# Short exercise A
Reproduce the rows word for word, starting at their first line and continuing up to and including the line that contains "y-ticks: 0 50".

# Text shown
════════════════

# Regret Matching with Rock, Paper, Scissors
---
### Regret
For a group of players let $s_i$ be the action player by player $i$ and $s_{-i}$ the actions played by the remaining players.
Together, these actions form an action profile $a \in A$.
For all other actions $s_i'$ we could've played, we define the **regret of not playing action $s'_i$** as a difference in utility:  

<center>
$
\begin{align*}
    regret(s_i', a) &= u(s_i', s_{i-1}) - u(a)
\end{align*}
$
</center>  

For example, if we play scissors and our opponent plays rock, then $a=(scissors, rock)$ and our utility for this play is $u(scissors, rock) = -1$.
We can compute the regret for all of our possible actions to find:  
<center>
$
\begin{align*}
    regret(rock, a) &= u(rock, rock) - u((scissors, rock)) = 0 - (-1) = 1 \\
    regret(paper, a) &= u(paper, rock) - u((scissors, rock)) = 1 - (-1) = 2 \\
    regret(scissors, a) &= u(scissors, rock) - u((scissors, rock)) = -1 - (-1) = 0
\end{align*}
$  
</center>  

Thus we regret not playing "paper" the most, and regret not playing "rock" more than playing "scissors".Note that when $s_i' = s_i$ the regret is zero. 

---
### Regret Matching

Actions that have positive regret is an indicator that we should've chosen these actions to maximize our utility. 
Thus if we track the regret for each action, if we choose actions at random with probability proportional to how positive their regret is, we can hopefully maximize our utility. Actions with negative regret are given zero probability.
Such a weighting is called **regret matching**.  

If we play another game, using the above regrets we play "paper" with probability $\frac{2}{3}$ and "rock" with probability $\frac{1}{3}$. Suppose we play "paper" while our opponent plays "scissors".

════════════════

# Stored data
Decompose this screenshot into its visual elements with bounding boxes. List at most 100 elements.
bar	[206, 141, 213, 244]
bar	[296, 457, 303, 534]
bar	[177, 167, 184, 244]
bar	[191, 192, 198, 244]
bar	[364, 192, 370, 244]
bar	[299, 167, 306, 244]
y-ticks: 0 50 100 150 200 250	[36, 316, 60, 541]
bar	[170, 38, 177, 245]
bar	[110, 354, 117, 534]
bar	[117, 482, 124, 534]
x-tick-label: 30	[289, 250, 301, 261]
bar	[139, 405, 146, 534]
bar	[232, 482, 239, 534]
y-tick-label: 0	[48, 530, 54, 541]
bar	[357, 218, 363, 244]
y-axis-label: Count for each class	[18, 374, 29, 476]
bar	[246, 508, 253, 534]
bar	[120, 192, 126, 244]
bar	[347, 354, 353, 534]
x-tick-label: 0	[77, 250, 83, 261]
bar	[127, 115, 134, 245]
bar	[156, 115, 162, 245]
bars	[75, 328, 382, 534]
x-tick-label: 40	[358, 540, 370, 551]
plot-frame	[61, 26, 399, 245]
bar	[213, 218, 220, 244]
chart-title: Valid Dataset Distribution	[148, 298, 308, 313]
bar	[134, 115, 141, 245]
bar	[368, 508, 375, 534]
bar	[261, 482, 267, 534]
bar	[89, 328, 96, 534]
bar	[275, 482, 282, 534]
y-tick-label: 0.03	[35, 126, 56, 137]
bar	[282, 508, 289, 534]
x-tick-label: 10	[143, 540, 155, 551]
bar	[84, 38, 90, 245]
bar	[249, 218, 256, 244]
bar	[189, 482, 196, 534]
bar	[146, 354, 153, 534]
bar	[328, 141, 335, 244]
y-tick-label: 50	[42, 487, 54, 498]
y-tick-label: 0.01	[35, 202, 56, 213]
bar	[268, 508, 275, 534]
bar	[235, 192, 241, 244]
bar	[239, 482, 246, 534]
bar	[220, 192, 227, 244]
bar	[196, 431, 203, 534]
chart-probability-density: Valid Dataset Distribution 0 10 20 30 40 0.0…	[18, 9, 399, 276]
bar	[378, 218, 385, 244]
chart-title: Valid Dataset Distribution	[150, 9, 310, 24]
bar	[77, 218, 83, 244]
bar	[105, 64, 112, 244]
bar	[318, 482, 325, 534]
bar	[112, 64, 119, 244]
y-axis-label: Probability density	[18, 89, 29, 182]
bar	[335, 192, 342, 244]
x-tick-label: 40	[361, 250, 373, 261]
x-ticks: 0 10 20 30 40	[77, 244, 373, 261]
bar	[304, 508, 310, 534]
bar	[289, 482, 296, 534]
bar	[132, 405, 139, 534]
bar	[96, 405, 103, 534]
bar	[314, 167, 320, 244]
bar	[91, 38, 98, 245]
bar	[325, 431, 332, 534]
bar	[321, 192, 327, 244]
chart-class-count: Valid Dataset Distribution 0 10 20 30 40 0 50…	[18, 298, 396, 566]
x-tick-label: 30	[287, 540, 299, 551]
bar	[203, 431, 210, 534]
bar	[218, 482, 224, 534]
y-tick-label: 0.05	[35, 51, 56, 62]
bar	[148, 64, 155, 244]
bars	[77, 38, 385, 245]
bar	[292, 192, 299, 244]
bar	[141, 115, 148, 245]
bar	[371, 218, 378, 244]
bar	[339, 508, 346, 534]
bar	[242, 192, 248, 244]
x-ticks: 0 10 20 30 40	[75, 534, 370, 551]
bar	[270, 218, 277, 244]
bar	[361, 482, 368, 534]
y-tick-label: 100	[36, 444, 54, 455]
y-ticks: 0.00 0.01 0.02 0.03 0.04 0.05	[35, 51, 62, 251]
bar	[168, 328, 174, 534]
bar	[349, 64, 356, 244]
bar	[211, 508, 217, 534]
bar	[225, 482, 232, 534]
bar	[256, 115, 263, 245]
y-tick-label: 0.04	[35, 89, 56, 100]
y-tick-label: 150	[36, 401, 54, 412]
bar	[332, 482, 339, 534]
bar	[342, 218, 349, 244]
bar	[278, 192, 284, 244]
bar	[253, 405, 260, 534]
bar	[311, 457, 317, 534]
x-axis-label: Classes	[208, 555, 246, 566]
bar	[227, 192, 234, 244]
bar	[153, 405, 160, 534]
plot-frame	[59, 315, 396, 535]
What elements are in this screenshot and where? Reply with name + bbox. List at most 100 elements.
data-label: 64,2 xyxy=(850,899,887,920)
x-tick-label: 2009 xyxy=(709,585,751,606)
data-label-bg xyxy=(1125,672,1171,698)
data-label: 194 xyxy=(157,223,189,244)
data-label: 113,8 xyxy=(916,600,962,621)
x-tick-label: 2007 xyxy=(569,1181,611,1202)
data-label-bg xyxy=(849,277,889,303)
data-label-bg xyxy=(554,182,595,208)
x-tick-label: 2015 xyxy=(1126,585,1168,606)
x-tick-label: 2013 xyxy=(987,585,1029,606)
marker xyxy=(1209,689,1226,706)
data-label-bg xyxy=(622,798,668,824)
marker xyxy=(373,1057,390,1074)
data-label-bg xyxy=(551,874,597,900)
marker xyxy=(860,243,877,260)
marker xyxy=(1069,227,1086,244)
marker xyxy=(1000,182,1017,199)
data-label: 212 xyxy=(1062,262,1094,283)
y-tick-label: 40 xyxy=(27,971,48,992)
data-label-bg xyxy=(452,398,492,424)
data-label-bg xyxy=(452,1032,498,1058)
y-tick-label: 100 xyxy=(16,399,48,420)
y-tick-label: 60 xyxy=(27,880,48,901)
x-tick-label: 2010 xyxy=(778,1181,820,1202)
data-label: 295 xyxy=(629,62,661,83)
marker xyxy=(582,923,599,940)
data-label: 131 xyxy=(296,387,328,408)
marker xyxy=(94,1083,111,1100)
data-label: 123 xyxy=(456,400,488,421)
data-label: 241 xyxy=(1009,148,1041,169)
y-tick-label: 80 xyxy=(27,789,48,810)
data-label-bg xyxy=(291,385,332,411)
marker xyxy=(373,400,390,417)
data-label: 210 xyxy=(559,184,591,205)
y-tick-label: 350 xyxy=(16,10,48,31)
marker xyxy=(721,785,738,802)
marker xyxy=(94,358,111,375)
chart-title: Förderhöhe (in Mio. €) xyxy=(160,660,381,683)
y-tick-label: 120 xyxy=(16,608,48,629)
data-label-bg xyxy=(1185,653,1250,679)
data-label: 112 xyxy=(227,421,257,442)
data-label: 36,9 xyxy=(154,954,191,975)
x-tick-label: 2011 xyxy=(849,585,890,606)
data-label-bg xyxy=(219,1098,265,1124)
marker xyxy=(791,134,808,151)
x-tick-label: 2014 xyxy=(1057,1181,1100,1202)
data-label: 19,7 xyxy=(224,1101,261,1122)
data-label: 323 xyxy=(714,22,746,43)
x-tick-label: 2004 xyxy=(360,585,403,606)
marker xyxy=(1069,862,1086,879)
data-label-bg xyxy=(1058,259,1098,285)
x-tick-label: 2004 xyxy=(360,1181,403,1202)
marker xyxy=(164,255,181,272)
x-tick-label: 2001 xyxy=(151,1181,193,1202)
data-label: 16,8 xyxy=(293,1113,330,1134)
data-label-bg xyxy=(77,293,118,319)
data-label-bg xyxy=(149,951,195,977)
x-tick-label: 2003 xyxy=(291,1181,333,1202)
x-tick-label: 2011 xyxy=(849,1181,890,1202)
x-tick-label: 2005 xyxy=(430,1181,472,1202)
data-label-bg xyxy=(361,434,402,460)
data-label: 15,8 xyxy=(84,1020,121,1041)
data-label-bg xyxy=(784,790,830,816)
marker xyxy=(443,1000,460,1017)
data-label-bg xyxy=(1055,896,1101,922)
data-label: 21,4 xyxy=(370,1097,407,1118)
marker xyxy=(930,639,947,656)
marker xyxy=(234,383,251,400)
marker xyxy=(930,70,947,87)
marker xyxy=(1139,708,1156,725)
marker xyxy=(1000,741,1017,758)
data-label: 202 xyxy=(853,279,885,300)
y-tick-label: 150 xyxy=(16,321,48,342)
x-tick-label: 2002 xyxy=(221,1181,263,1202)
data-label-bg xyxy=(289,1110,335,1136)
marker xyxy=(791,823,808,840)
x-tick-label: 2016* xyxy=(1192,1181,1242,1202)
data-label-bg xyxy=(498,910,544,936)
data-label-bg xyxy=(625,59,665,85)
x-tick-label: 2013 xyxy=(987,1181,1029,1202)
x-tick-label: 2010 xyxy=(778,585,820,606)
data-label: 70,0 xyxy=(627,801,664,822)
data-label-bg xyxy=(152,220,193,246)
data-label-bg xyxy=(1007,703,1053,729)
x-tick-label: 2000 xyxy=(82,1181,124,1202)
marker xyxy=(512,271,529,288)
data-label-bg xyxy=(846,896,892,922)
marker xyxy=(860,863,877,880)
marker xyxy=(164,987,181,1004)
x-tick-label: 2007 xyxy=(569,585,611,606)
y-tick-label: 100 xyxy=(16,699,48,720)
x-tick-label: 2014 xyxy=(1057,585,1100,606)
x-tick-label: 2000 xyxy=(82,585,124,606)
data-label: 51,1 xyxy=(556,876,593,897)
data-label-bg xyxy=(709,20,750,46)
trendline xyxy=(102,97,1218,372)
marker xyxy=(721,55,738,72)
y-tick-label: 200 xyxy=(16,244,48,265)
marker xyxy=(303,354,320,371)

════════════════

# Short exercise B
In the text on regret matching, what probability is assigned to actions with negative regret?

# Correct answer A
Decompose this screenshot into its visual elements with bounding boxes. List at most 100 elements.
bar	[206, 141, 213, 244]
bar	[296, 457, 303, 534]
bar	[177, 167, 184, 244]
bar	[191, 192, 198, 244]
bar	[364, 192, 370, 244]
bar	[299, 167, 306, 244]
y-ticks: 0 50 100 150 200 250	[36, 316, 60, 541]

# Correct answer B
Actions with negative regret are given zero probability.